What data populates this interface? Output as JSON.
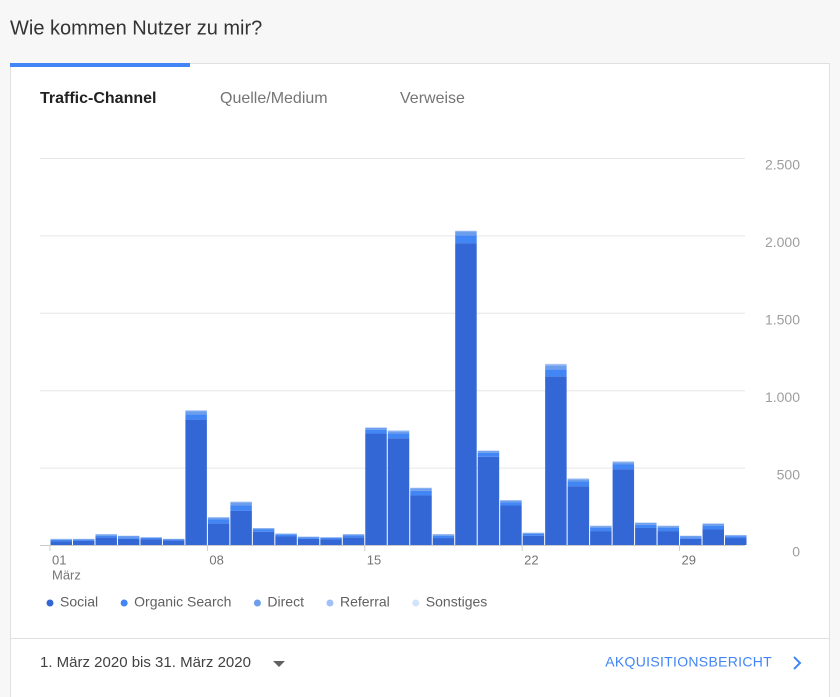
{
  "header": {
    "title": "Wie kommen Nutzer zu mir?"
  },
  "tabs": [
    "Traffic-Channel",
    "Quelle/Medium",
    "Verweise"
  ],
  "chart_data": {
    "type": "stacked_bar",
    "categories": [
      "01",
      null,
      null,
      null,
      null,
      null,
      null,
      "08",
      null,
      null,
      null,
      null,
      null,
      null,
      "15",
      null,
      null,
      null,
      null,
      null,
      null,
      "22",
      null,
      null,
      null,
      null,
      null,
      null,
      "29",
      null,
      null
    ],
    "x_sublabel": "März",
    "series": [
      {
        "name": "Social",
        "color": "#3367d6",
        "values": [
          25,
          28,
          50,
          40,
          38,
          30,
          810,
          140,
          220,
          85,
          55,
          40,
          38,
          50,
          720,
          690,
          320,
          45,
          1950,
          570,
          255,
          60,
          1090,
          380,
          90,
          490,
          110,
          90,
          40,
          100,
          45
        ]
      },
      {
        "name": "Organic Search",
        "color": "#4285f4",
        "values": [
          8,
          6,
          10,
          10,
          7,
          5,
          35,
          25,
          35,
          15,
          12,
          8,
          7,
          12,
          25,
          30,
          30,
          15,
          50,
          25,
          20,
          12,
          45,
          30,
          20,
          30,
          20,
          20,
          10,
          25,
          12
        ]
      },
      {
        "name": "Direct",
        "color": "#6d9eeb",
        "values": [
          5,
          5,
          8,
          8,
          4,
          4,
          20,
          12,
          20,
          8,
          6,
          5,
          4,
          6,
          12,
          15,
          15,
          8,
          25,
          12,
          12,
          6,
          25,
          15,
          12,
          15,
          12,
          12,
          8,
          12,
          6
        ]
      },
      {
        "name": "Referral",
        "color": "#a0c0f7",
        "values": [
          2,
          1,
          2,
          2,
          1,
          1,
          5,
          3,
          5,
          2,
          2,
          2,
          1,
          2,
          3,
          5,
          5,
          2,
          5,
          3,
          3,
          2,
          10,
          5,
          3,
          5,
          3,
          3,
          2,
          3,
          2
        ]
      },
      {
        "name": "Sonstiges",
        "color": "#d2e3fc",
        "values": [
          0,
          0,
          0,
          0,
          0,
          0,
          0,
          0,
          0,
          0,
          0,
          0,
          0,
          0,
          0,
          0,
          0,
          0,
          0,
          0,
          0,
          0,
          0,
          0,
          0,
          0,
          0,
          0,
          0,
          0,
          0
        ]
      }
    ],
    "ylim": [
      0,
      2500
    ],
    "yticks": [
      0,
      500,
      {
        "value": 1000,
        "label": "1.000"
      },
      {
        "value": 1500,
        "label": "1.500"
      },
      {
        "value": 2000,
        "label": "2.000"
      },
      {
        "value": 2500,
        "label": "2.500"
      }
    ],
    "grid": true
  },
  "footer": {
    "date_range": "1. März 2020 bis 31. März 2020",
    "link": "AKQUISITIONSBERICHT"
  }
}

◇ ◇ ◇ ◇

**REQUEST**
Filter the records, keeping only lines that contain "color", and show those lines.

**OUTPUT BELOW**
        "color": "#3367d6",
        "color": "#4285f4",
        "color": "#6d9eeb",
        "color": "#a0c0f7",
        "color": "#d2e3fc",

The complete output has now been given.